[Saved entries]
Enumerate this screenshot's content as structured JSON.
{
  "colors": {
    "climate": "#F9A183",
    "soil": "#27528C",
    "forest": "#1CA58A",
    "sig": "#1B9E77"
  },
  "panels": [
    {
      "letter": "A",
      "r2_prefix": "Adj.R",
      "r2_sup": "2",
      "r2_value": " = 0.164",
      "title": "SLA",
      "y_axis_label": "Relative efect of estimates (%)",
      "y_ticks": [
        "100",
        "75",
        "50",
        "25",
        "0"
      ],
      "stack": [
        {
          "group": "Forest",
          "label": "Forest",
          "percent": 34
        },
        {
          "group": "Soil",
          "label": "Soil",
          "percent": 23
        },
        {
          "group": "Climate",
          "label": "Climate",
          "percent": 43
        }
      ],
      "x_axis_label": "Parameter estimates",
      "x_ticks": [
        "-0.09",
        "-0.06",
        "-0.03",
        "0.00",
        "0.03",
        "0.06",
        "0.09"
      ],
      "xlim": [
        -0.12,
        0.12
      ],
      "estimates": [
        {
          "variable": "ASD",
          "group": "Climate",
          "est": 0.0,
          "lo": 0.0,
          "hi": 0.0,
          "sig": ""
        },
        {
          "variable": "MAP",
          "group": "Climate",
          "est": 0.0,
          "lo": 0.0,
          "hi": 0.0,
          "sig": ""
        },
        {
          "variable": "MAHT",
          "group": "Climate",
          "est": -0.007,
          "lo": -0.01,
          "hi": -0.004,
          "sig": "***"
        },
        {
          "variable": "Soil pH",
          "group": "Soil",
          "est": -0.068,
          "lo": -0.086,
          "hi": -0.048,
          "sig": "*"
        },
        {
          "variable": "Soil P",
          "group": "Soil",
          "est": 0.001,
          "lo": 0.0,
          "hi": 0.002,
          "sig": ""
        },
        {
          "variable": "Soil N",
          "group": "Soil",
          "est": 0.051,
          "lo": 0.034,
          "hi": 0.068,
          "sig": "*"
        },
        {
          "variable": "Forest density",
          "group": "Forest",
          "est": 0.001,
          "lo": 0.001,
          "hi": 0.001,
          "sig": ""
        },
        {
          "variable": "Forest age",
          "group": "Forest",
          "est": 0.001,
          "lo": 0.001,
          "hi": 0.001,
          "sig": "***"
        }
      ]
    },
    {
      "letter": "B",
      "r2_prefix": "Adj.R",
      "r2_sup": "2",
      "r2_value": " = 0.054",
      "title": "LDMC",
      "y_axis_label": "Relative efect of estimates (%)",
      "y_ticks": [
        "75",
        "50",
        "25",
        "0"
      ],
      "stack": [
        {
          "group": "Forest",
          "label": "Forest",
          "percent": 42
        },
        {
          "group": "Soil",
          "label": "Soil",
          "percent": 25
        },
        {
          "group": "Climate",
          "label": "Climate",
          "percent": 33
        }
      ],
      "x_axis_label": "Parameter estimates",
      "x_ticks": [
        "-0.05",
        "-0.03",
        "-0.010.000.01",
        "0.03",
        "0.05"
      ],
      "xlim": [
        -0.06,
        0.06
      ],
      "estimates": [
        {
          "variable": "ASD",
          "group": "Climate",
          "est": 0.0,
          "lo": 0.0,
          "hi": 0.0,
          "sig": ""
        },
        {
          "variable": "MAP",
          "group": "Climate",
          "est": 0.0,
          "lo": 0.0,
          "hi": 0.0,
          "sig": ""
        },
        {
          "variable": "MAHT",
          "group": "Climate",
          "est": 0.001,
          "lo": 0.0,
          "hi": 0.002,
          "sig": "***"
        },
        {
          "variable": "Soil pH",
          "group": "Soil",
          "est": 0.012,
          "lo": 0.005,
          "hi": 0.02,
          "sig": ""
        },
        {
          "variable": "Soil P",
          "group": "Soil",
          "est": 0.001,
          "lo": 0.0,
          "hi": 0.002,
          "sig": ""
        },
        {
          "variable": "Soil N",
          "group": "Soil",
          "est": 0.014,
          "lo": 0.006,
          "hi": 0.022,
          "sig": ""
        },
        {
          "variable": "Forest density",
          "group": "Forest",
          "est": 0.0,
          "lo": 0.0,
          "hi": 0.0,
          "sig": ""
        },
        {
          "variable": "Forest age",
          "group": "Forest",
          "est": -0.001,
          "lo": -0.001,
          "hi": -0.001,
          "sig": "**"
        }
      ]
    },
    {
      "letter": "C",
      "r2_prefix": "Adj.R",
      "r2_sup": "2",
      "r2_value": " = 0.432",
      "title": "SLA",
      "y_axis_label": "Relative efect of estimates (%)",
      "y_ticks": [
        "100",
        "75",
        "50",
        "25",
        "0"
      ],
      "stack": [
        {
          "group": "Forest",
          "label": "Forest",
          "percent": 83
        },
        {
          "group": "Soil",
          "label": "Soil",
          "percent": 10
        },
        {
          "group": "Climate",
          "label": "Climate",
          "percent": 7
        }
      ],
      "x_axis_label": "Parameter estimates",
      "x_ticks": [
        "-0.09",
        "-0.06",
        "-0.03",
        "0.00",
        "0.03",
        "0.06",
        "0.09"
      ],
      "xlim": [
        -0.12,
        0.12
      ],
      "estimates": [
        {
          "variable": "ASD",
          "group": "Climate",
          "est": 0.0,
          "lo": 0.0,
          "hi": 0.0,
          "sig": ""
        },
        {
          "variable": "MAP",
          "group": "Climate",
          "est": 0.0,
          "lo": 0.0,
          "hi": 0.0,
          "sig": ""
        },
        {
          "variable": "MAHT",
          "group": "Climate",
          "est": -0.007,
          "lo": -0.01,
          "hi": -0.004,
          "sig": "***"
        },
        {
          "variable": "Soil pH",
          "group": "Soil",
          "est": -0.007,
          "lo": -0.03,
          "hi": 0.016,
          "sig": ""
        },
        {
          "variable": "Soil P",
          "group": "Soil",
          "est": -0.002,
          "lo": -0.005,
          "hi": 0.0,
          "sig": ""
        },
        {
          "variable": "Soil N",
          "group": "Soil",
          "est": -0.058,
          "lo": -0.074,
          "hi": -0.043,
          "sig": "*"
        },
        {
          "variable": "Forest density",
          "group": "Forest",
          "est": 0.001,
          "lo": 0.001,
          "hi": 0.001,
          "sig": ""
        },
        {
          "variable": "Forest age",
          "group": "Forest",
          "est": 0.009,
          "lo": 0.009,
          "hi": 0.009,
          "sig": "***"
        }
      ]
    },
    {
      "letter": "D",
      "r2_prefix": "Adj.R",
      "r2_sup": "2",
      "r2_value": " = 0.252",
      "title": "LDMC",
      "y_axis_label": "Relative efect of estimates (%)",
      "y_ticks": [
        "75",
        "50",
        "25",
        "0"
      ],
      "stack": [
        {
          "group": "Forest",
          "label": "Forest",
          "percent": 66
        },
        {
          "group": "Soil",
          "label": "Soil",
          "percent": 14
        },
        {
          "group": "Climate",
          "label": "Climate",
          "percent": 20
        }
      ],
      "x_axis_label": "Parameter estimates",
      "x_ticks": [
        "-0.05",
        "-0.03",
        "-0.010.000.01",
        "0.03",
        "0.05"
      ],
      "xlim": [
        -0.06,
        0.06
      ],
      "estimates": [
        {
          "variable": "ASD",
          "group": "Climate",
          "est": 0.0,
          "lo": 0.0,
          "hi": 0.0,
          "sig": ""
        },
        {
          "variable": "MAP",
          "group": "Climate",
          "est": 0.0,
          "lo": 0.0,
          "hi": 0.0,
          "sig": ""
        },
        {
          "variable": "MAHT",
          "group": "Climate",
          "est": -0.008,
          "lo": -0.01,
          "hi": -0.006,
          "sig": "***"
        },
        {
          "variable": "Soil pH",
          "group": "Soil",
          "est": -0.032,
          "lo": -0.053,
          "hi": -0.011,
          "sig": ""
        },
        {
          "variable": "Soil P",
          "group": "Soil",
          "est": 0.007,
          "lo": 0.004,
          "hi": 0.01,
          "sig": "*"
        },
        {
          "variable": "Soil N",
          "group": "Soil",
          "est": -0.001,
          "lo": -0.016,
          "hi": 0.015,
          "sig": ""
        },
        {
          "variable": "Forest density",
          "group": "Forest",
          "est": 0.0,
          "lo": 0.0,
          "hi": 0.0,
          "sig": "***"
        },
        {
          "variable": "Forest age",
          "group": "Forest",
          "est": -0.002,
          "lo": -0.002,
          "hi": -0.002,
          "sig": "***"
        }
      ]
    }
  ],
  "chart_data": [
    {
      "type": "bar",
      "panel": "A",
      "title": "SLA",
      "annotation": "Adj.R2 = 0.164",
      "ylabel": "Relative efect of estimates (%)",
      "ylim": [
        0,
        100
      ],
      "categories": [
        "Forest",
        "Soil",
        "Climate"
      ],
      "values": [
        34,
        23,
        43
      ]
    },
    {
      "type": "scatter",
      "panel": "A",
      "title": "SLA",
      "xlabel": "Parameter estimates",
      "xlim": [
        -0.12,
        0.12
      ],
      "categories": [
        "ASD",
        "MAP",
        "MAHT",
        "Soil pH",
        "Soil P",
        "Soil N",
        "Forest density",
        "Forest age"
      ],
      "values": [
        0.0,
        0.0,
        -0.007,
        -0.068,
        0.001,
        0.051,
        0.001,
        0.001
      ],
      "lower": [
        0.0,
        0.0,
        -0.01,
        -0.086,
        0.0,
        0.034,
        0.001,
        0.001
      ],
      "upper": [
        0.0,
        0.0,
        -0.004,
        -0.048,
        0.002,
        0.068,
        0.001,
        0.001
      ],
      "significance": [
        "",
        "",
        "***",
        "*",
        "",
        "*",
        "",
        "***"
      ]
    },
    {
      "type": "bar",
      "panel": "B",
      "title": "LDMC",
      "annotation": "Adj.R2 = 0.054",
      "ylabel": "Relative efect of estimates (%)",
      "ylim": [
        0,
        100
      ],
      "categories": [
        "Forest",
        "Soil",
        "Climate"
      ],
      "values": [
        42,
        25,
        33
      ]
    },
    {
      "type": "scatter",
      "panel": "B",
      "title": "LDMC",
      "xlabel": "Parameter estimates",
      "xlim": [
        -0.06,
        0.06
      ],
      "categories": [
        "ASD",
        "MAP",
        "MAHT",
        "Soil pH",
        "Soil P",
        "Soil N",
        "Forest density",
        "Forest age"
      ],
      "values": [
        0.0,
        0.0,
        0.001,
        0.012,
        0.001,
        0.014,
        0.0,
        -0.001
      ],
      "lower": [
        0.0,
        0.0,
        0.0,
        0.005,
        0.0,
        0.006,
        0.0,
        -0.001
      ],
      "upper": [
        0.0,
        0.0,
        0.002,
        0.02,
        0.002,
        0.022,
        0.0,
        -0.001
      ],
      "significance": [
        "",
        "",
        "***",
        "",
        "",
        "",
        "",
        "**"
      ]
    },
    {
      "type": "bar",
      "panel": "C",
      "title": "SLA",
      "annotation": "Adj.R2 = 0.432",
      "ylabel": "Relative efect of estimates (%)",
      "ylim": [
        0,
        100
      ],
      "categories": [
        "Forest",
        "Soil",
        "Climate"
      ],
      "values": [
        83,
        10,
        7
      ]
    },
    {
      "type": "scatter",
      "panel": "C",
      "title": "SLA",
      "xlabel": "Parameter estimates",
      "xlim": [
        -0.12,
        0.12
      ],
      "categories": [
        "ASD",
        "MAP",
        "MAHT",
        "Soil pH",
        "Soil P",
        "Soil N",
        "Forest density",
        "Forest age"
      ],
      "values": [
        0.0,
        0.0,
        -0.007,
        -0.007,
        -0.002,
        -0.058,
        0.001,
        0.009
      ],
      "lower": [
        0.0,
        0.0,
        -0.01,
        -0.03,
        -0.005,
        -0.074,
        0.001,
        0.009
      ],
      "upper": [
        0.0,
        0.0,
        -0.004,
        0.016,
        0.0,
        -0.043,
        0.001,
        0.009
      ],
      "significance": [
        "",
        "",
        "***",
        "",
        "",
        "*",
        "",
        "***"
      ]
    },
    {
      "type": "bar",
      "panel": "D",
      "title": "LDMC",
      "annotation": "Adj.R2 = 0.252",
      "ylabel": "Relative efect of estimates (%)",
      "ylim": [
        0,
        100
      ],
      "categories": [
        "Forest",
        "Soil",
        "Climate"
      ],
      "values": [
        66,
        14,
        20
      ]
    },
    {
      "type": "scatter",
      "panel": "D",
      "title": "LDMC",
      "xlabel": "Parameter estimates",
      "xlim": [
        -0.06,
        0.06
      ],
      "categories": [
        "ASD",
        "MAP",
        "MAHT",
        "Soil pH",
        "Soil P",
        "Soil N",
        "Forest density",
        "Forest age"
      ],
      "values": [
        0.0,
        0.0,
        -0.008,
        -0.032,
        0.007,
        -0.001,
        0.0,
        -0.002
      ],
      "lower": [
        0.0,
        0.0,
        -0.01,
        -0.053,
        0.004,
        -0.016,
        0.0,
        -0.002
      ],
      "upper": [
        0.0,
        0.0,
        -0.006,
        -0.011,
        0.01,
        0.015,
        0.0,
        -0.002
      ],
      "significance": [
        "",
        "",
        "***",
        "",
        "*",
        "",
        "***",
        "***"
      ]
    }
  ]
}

## What needs to be done
Reproduce every line from the entries that holds the word "annotation".

## Solution for this task
      "annotation": "Adj.R2 = 0.164",
      "annotation": "Adj.R2 = 0.054",
      "annotation": "Adj.R2 = 0.432",
      "annotation": "Adj.R2 = 0.252",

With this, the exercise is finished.